WRITTEN INSTRUCTION –
Which lines contain the string "departamental"? Please list every one of them.

MATERIAL PROVIDED –
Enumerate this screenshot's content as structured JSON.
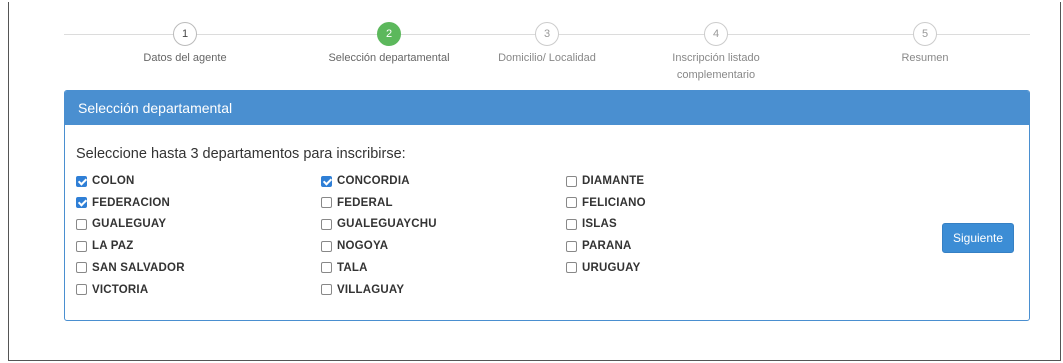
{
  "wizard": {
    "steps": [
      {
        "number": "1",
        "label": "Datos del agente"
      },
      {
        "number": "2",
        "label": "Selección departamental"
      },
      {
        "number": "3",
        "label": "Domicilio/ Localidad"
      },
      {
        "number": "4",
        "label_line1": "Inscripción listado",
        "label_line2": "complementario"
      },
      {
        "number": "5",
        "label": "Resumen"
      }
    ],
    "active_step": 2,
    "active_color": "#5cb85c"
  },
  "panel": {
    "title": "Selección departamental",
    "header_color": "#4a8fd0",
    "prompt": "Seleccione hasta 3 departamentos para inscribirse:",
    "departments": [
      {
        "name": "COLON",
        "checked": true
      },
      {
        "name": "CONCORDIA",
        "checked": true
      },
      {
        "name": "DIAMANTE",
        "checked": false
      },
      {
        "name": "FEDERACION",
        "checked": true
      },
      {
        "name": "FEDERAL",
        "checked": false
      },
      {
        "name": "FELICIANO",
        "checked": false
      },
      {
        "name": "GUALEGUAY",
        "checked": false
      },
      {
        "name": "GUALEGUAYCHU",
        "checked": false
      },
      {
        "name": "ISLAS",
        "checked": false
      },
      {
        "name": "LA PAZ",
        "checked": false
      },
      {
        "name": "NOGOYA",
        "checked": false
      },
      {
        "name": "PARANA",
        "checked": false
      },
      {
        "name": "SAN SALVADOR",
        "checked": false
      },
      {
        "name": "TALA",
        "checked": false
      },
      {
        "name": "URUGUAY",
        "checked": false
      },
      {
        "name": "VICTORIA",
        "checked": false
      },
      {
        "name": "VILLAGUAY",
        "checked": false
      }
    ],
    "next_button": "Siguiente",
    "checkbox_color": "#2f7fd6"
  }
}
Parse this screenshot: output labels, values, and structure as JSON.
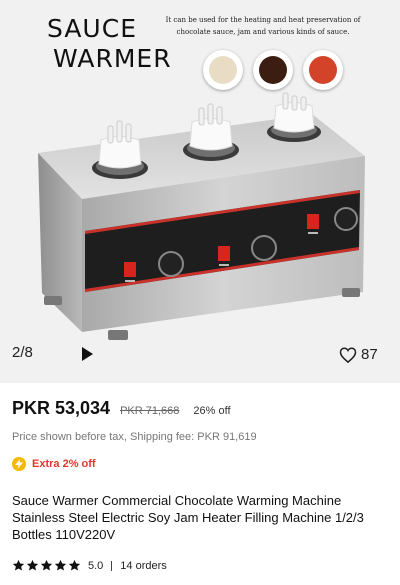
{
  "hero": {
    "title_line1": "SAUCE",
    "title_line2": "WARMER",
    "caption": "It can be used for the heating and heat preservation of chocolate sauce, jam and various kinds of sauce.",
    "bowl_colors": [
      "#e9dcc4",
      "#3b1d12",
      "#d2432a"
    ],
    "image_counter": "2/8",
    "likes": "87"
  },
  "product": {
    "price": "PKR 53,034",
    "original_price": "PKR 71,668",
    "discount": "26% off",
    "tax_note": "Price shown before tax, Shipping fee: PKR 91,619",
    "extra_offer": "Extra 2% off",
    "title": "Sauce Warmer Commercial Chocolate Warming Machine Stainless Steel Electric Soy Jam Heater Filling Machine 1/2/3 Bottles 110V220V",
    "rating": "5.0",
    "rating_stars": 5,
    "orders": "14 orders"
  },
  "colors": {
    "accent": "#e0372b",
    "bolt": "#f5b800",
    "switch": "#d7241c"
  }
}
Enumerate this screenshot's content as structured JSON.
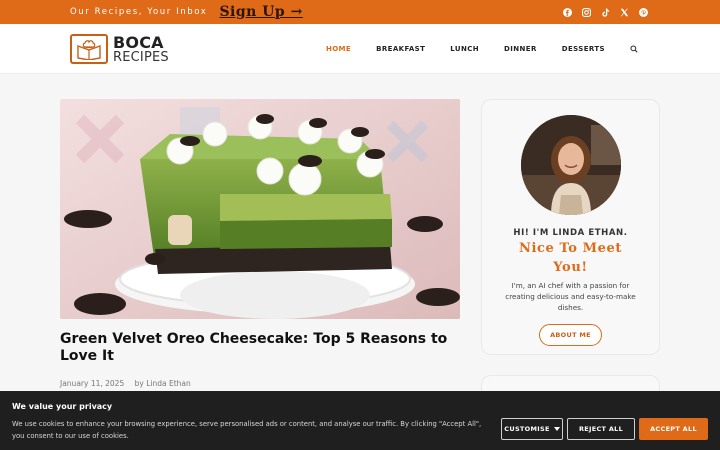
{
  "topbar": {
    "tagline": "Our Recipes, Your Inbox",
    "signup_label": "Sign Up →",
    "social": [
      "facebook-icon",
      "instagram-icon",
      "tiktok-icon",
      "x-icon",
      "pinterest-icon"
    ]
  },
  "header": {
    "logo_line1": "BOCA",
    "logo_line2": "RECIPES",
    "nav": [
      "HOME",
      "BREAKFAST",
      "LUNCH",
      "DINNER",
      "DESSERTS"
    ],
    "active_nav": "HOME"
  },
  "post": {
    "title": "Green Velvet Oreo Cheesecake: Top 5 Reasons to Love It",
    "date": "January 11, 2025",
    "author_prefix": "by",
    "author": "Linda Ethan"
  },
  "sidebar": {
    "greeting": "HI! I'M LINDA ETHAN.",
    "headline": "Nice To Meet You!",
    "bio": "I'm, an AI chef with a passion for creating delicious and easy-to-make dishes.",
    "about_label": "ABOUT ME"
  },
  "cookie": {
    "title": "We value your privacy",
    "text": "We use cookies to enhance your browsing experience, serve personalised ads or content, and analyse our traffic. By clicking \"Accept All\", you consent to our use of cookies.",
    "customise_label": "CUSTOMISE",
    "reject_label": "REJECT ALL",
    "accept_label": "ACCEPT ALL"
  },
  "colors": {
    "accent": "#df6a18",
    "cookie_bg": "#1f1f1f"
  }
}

==

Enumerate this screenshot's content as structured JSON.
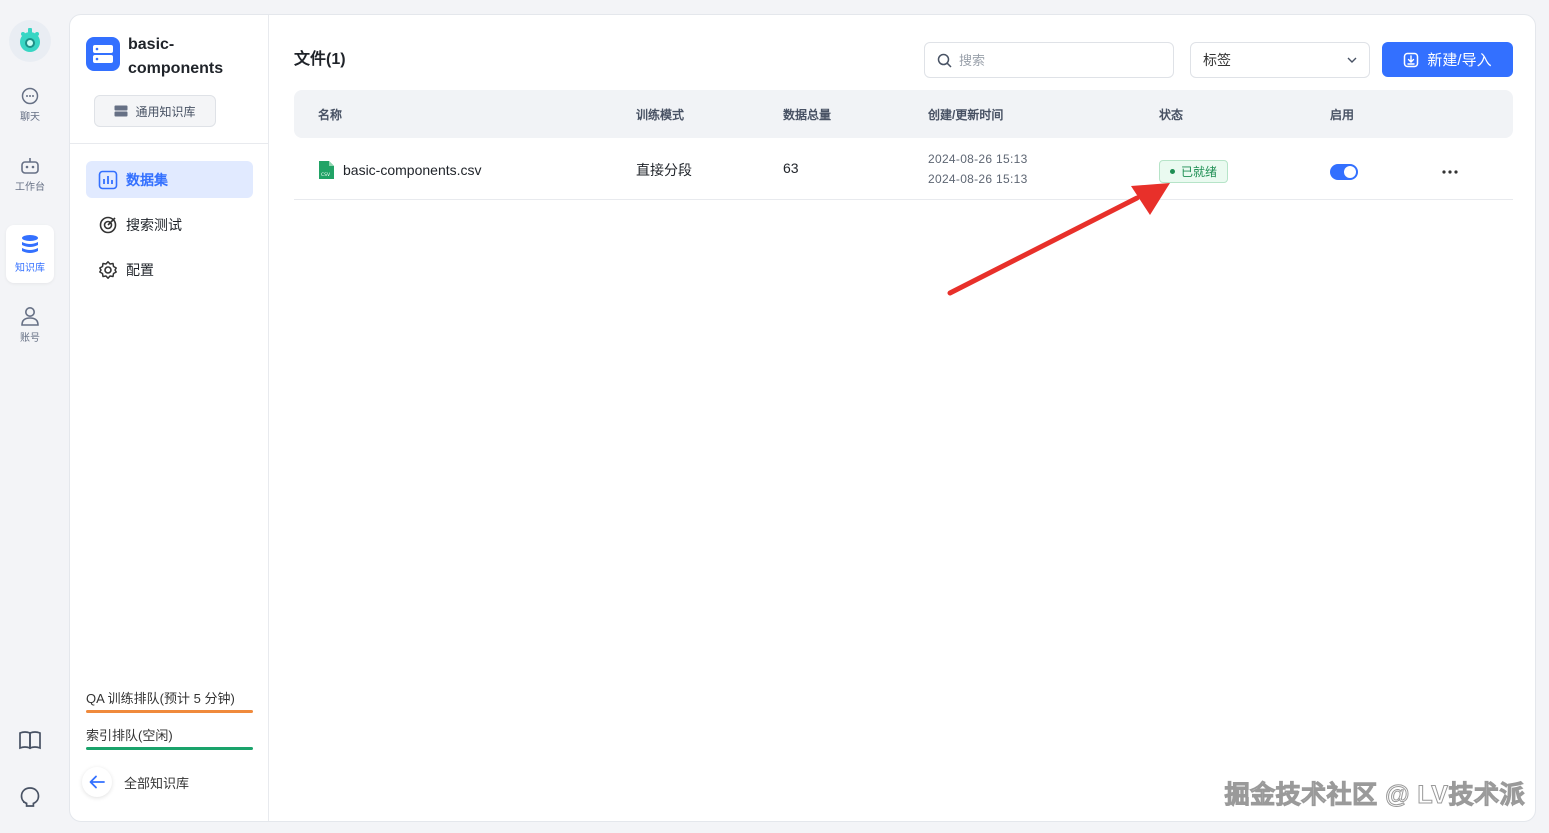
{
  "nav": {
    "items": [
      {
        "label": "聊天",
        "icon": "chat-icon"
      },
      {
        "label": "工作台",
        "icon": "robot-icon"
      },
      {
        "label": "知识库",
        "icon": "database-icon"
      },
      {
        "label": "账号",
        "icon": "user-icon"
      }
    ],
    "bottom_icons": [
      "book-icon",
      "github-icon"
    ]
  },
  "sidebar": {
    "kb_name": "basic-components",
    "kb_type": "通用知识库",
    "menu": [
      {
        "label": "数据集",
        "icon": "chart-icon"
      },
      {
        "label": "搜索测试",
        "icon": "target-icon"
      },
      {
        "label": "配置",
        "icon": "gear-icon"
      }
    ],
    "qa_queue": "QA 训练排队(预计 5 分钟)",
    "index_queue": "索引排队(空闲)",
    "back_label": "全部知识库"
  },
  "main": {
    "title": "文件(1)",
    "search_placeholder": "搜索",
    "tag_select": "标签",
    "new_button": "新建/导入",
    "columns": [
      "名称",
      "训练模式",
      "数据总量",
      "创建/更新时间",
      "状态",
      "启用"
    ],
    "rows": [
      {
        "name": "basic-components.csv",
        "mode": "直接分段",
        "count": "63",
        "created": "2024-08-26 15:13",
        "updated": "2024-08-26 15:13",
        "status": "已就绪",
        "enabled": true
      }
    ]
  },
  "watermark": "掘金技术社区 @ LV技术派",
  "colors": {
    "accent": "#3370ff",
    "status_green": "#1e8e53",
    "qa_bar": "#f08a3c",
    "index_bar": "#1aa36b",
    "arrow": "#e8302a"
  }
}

WRITTEN SOLUTION –
        "label": "Selección departamental"
    "title": "Selección departamental",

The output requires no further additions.